*** Material

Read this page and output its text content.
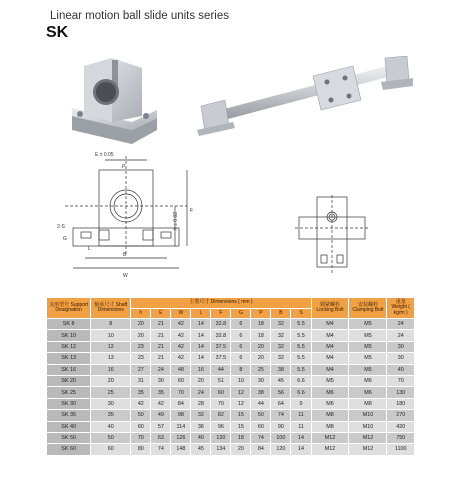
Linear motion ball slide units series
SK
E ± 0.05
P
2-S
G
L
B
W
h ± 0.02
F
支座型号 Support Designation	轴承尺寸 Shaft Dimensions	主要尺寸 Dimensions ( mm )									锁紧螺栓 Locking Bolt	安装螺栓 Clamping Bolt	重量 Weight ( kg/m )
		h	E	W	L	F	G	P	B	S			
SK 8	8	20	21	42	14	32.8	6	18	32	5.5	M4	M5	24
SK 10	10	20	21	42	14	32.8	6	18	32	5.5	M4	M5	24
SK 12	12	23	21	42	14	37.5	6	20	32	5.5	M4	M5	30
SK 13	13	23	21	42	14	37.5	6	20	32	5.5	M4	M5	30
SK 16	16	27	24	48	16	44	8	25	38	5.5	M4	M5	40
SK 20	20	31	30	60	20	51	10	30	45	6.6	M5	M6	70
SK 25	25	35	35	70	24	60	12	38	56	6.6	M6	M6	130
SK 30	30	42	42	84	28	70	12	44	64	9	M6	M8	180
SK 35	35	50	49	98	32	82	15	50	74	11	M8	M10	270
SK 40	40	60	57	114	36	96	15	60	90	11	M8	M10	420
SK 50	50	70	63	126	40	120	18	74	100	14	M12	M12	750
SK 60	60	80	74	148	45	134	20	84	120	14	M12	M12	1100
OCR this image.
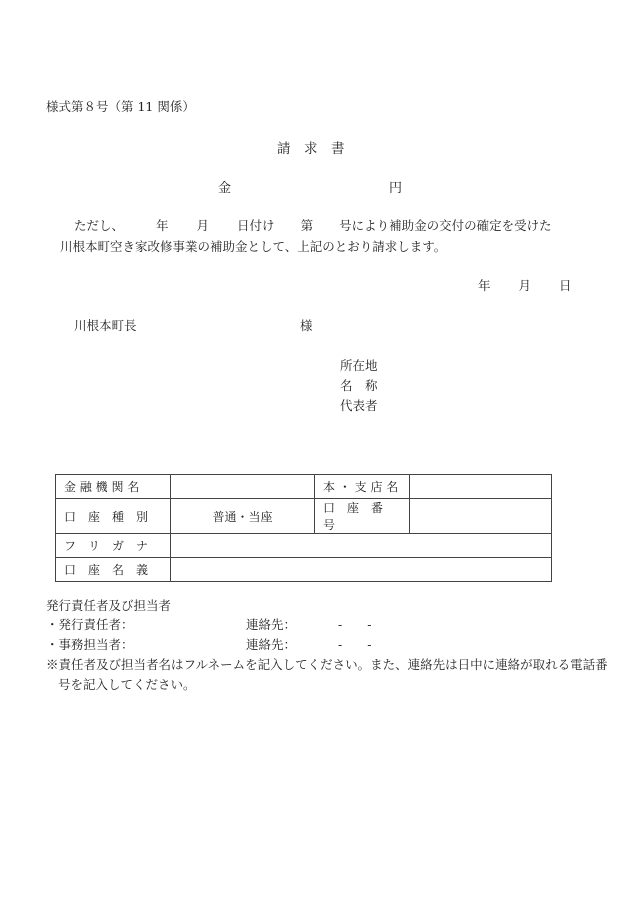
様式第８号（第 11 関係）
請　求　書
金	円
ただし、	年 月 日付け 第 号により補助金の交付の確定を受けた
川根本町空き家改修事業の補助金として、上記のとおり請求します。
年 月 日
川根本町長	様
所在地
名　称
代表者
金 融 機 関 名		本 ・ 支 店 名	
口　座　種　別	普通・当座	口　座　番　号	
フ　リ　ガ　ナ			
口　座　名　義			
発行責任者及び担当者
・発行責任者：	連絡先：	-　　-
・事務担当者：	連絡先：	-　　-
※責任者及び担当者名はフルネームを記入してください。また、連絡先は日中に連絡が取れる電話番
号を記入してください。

******

**Task to carry out**
Write out exactly the lines from the one containing "OCR this image." through the last line of the records above, both ends included, and leave out any pictures.

**Finished answer**
OCR this image.
様式第８号（第 11 関係）
請　求　書
金	円
ただし、	年 月 日付け 第 号により補助金の交付の確定を受けた
川根本町空き家改修事業の補助金として、上記のとおり請求します。
年 月 日
川根本町長	様
所在地
名　称
代表者
金 融 機 関 名		本 ・ 支 店 名	
口　座　種　別	普通・当座	口　座　番　号	
フ　リ　ガ　ナ			
口　座　名　義			
発行責任者及び担当者
・発行責任者：	連絡先：	-　　-
・事務担当者：	連絡先：	-　　-
※責任者及び担当者名はフルネームを記入してください。また、連絡先は日中に連絡が取れる電話番
号を記入してください。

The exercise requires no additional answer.